Provided information.
────

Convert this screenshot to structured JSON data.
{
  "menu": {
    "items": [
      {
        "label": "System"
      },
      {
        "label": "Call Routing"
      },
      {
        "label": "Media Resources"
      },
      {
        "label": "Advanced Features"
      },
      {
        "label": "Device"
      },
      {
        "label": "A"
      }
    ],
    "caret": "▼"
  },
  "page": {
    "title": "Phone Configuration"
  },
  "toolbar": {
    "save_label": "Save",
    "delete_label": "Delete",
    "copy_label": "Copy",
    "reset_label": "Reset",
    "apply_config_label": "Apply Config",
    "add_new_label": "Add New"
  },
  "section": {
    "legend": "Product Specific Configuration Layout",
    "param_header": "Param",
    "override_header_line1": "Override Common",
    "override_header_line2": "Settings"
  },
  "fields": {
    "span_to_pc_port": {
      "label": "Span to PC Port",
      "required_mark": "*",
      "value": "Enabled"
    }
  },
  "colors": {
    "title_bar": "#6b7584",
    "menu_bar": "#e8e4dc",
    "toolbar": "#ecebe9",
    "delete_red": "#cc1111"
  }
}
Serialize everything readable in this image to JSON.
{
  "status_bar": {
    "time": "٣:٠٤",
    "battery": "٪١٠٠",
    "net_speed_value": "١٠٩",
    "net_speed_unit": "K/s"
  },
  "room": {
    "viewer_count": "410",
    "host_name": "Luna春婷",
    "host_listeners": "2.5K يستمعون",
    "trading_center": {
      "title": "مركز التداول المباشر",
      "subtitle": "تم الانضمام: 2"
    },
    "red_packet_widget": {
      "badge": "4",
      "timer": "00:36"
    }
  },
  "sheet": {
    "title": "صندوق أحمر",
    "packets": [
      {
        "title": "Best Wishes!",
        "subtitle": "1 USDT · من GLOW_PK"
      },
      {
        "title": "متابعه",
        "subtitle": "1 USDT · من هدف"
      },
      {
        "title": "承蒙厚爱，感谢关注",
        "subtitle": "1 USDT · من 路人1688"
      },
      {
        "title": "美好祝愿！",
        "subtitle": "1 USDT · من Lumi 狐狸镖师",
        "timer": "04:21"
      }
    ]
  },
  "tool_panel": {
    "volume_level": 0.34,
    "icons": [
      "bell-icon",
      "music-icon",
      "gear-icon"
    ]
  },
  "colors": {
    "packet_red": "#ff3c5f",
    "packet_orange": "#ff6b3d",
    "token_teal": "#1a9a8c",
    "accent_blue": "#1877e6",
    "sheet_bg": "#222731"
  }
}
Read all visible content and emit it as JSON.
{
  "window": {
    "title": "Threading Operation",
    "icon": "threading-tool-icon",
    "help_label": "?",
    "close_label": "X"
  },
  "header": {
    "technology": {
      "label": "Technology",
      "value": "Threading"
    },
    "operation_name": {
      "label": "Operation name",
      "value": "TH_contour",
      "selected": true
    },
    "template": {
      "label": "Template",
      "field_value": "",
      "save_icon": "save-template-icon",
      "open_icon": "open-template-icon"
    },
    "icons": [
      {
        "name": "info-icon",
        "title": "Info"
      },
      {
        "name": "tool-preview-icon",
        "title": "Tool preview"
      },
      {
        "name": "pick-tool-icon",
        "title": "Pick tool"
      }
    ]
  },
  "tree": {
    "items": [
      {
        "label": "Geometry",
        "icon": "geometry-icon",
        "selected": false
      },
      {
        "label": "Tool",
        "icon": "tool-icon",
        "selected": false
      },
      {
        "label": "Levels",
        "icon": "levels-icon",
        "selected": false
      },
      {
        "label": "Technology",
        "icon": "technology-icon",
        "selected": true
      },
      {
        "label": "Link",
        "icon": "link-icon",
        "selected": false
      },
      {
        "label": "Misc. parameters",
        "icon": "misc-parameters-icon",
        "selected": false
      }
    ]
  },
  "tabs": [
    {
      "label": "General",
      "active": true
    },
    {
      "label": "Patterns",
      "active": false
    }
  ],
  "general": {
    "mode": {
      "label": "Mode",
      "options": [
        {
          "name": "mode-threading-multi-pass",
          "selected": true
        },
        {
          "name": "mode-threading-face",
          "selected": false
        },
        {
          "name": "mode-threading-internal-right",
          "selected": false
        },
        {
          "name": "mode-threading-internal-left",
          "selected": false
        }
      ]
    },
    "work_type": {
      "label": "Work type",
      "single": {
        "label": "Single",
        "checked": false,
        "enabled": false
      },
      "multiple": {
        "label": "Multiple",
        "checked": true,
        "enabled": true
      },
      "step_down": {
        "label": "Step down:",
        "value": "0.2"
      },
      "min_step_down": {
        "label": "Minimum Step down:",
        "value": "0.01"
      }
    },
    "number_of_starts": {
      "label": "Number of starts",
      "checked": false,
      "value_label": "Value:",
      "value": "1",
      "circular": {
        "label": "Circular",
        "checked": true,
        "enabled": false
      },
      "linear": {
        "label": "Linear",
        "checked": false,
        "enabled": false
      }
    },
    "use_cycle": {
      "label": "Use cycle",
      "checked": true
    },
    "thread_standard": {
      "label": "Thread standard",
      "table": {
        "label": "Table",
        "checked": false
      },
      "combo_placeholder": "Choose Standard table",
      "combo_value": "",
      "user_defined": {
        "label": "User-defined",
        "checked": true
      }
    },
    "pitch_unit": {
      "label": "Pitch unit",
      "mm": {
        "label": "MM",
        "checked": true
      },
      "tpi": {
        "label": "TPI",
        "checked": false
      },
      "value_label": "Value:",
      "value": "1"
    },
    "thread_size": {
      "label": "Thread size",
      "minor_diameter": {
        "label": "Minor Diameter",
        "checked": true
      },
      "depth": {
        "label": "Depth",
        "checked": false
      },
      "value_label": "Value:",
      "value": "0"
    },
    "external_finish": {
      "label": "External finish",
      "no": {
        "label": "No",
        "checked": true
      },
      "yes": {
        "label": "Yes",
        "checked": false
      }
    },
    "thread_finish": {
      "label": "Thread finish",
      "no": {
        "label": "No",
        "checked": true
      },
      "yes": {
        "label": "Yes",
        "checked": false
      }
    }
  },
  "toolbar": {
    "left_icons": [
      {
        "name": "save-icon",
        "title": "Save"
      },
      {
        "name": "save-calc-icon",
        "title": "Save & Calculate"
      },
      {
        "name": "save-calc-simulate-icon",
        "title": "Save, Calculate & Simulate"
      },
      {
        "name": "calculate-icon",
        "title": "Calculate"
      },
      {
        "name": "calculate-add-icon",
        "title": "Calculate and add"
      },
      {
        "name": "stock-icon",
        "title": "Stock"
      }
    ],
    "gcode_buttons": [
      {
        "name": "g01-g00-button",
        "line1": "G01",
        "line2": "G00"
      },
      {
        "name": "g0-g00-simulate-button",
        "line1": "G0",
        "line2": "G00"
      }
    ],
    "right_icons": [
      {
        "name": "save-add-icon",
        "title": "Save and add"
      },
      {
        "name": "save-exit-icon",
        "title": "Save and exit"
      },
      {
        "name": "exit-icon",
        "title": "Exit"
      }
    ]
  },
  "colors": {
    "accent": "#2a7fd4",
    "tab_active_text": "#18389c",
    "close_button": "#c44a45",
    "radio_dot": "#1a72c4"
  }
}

────

Output each entry precisely as given.

Response to the task.
Convert this screenshot to structured JSON data.
{
  "menu": {
    "items": [
      {
        "label": "System"
      },
      {
        "label": "Call Routing"
      },
      {
        "label": "Media Resources"
      },
      {
        "label": "Advanced Features"
      },
      {
        "label": "Device"
      },
      {
        "label": "A"
      }
    ],
    "caret": "▼"
  },
  "page": {
    "title": "Phone Configuration"
  },
  "toolbar": {
    "save_label": "Save",
    "delete_label": "Delete",
    "copy_label": "Copy",
    "reset_label": "Reset",
    "apply_config_label": "Apply Config",
    "add_new_label": "Add New"
  },
  "section": {
    "legend": "Product Specific Configuration Layout",
    "param_header": "Param",
    "override_header_line1": "Override Common",
    "override_header_line2": "Settings"
  },
  "fields": {
    "span_to_pc_port": {
      "label": "Span to PC Port",
      "required_mark": "*",
      "value": "Enabled"
    }
  },
  "colors": {
    "title_bar": "#6b7584",
    "menu_bar": "#e8e4dc",
    "toolbar": "#ecebe9",
    "delete_red": "#cc1111"
  }
}
Serialize everything readable in this image to JSON.
{
  "status_bar": {
    "time": "٣:٠٤",
    "battery": "٪١٠٠",
    "net_speed_value": "١٠٩",
    "net_speed_unit": "K/s"
  },
  "room": {
    "viewer_count": "410",
    "host_name": "Luna春婷",
    "host_listeners": "2.5K يستمعون",
    "trading_center": {
      "title": "مركز التداول المباشر",
      "subtitle": "تم الانضمام: 2"
    },
    "red_packet_widget": {
      "badge": "4",
      "timer": "00:36"
    }
  },
  "sheet": {
    "title": "صندوق أحمر",
    "packets": [
      {
        "title": "Best Wishes!",
        "subtitle": "1 USDT · من GLOW_PK"
      },
      {
        "title": "متابعه",
        "subtitle": "1 USDT · من هدف"
      },
      {
        "title": "承蒙厚爱，感谢关注",
        "subtitle": "1 USDT · من 路人1688"
      },
      {
        "title": "美好祝愿！",
        "subtitle": "1 USDT · من Lumi 狐狸镖师",
        "timer": "04:21"
      }
    ]
  },
  "tool_panel": {
    "volume_level": 0.34,
    "icons": [
      "bell-icon",
      "music-icon",
      "gear-icon"
    ]
  },
  "colors": {
    "packet_red": "#ff3c5f",
    "packet_orange": "#ff6b3d",
    "token_teal": "#1a9a8c",
    "accent_blue": "#1877e6",
    "sheet_bg": "#222731"
  }
}
Read all visible content and emit it as JSON.
{
  "window": {
    "title": "Threading Operation",
    "icon": "threading-tool-icon",
    "help_label": "?",
    "close_label": "X"
  },
  "header": {
    "technology": {
      "label": "Technology",
      "value": "Threading"
    },
    "operation_name": {
      "label": "Operation name",
      "value": "TH_contour",
      "selected": true
    },
    "template": {
      "label": "Template",
      "field_value": "",
      "save_icon": "save-template-icon",
      "open_icon": "open-template-icon"
    },
    "icons": [
      {
        "name": "info-icon",
        "title": "Info"
      },
      {
        "name": "tool-preview-icon",
        "title": "Tool preview"
      },
      {
        "name": "pick-tool-icon",
        "title": "Pick tool"
      }
    ]
  },
  "tree": {
    "items": [
      {
        "label": "Geometry",
        "icon": "geometry-icon",
        "selected": false
      },
      {
        "label": "Tool",
        "icon": "tool-icon",
        "selected": false
      },
      {
        "label": "Levels",
        "icon": "levels-icon",
        "selected": false
      },
      {
        "label": "Technology",
        "icon": "technology-icon",
        "selected": true
      },
      {
        "label": "Link",
        "icon": "link-icon",
        "selected": false
      },
      {
        "label": "Misc. parameters",
        "icon": "misc-parameters-icon",
        "selected": false
      }
    ]
  },
  "tabs": [
    {
      "label": "General",
      "active": true
    },
    {
      "label": "Patterns",
      "active": false
    }
  ],
  "general": {
    "mode": {
      "label": "Mode",
      "options": [
        {
          "name": "mode-threading-multi-pass",
          "selected": true
        },
        {
          "name": "mode-threading-face",
          "selected": false
        },
        {
          "name": "mode-threading-internal-right",
          "selected": false
        },
        {
          "name": "mode-threading-internal-left",
          "selected": false
        }
      ]
    },
    "work_type": {
      "label": "Work type",
      "single": {
        "label": "Single",
        "checked": false,
        "enabled": false
      },
      "multiple": {
        "label": "Multiple",
        "checked": true,
        "enabled": true
      },
      "step_down": {
        "label": "Step down:",
        "value": "0.2"
      },
      "min_step_down": {
        "label": "Minimum Step down:",
        "value": "0.01"
      }
    },
    "number_of_starts": {
      "label": "Number of starts",
      "checked": false,
      "value_label": "Value:",
      "value": "1",
      "circular": {
        "label": "Circular",
        "checked": true,
        "enabled": false
      },
      "linear": {
        "label": "Linear",
        "checked": false,
        "enabled": false
      }
    },
    "use_cycle": {
      "label": "Use cycle",
      "checked": true
    },
    "thread_standard": {
      "label": "Thread standard",
      "table": {
        "label": "Table",
        "checked": false
      },
      "combo_placeholder": "Choose Standard table",
      "combo_value": "",
      "user_defined": {
        "label": "User-defined",
        "checked": true
      }
    },
    "pitch_unit": {
      "label": "Pitch unit",
      "mm": {
        "label": "MM",
        "checked": true
      },
      "tpi": {
        "label": "TPI",
        "checked": false
      },
      "value_label": "Value:",
      "value": "1"
    },
    "thread_size": {
      "label": "Thread size",
      "minor_diameter": {
        "label": "Minor Diameter",
        "checked": true
      },
      "depth": {
        "label": "Depth",
        "checked": false
      },
      "value_label": "Value:",
      "value": "0"
    },
    "external_finish": {
      "label": "External finish",
      "no": {
        "label": "No",
        "checked": true
      },
      "yes": {
        "label": "Yes",
        "checked": false
      }
    },
    "thread_finish": {
      "label": "Thread finish",
      "no": {
        "label": "No",
        "checked": true
      },
      "yes": {
        "label": "Yes",
        "checked": false
      }
    }
  },
  "toolbar": {
    "left_icons": [
      {
        "name": "save-icon",
        "title": "Save"
      },
      {
        "name": "save-calc-icon",
        "title": "Save & Calculate"
      },
      {
        "name": "save-calc-simulate-icon",
        "title": "Save, Calculate & Simulate"
      },
      {
        "name": "calculate-icon",
        "title": "Calculate"
      },
      {
        "name": "calculate-add-icon",
        "title": "Calculate and add"
      },
      {
        "name": "stock-icon",
        "title": "Stock"
      }
    ],
    "gcode_buttons": [
      {
        "name": "g01-g00-button",
        "line1": "G01",
        "line2": "G00"
      },
      {
        "name": "g0-g00-simulate-button",
        "line1": "G0",
        "line2": "G00"
      }
    ],
    "right_icons": [
      {
        "name": "save-add-icon",
        "title": "Save and add"
      },
      {
        "name": "save-exit-icon",
        "title": "Save and exit"
      },
      {
        "name": "exit-icon",
        "title": "Exit"
      }
    ]
  },
  "colors": {
    "accent": "#2a7fd4",
    "tab_active_text": "#18389c",
    "close_button": "#c44a45",
    "radio_dot": "#1a72c4"
  }
}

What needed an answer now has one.